Aim of the exercise:
Retype each record below word for word. Leave the pictures out.

Stored data:
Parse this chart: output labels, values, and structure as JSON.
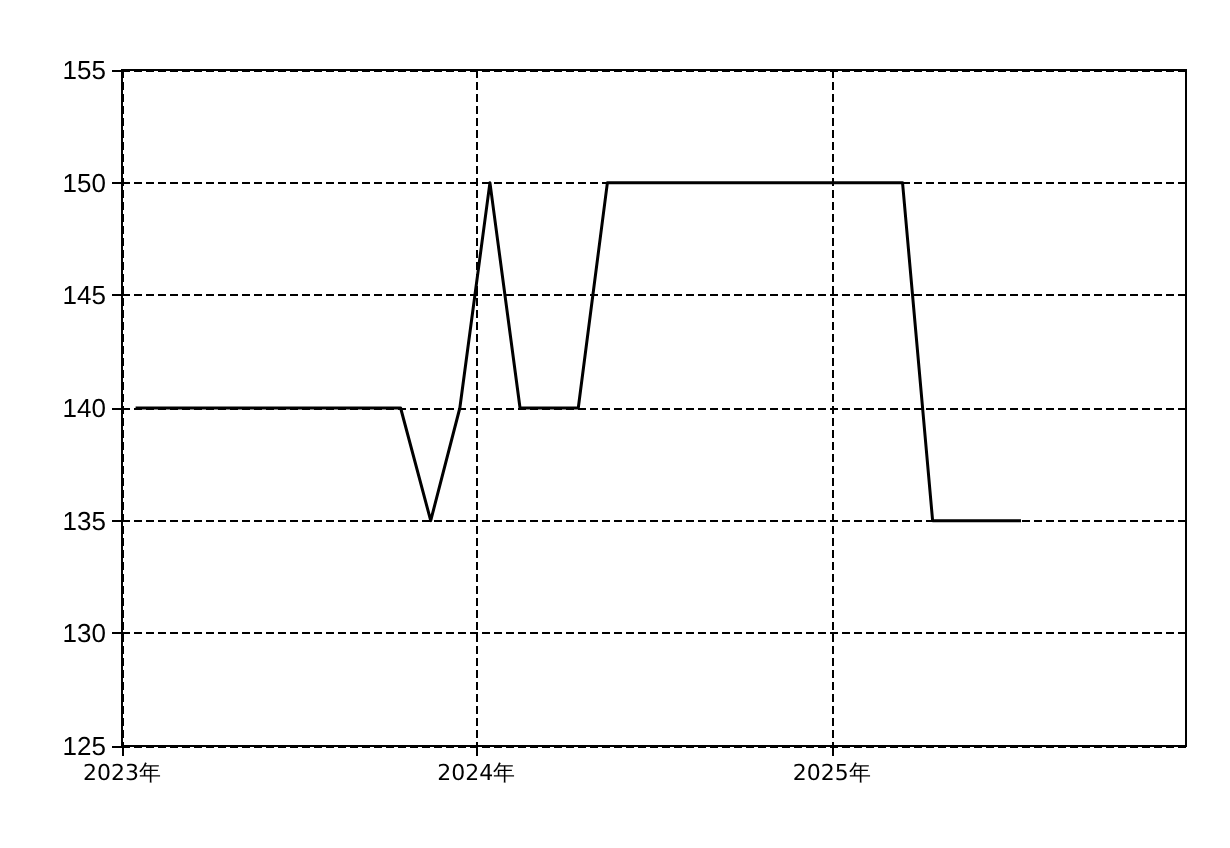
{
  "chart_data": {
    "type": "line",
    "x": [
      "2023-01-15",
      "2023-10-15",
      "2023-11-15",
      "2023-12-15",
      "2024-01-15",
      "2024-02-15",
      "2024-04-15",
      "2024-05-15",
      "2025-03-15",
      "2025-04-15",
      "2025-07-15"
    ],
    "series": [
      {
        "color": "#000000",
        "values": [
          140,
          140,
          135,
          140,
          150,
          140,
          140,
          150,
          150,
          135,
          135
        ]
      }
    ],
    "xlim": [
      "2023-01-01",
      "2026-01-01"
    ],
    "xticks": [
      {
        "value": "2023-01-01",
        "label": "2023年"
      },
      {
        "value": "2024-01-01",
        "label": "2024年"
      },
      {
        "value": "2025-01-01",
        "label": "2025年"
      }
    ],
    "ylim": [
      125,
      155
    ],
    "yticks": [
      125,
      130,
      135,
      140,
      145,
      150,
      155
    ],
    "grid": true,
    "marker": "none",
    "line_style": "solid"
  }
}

Response to this task:
Parse this chart: output labels, values, and structure as JSON.
{
  "chart_data": {
    "type": "line",
    "x": [
      "2023-01-15",
      "2023-10-15",
      "2023-11-15",
      "2023-12-15",
      "2024-01-15",
      "2024-02-15",
      "2024-04-15",
      "2024-05-15",
      "2025-03-15",
      "2025-04-15",
      "2025-07-15"
    ],
    "series": [
      {
        "color": "#000000",
        "values": [
          140,
          140,
          135,
          140,
          150,
          140,
          140,
          150,
          150,
          135,
          135
        ]
      }
    ],
    "xlim": [
      "2023-01-01",
      "2026-01-01"
    ],
    "xticks": [
      {
        "value": "2023-01-01",
        "label": "2023年"
      },
      {
        "value": "2024-01-01",
        "label": "2024年"
      },
      {
        "value": "2025-01-01",
        "label": "2025年"
      }
    ],
    "ylim": [
      125,
      155
    ],
    "yticks": [
      125,
      130,
      135,
      140,
      145,
      150,
      155
    ],
    "grid": true,
    "marker": "none",
    "line_style": "solid"
  }
}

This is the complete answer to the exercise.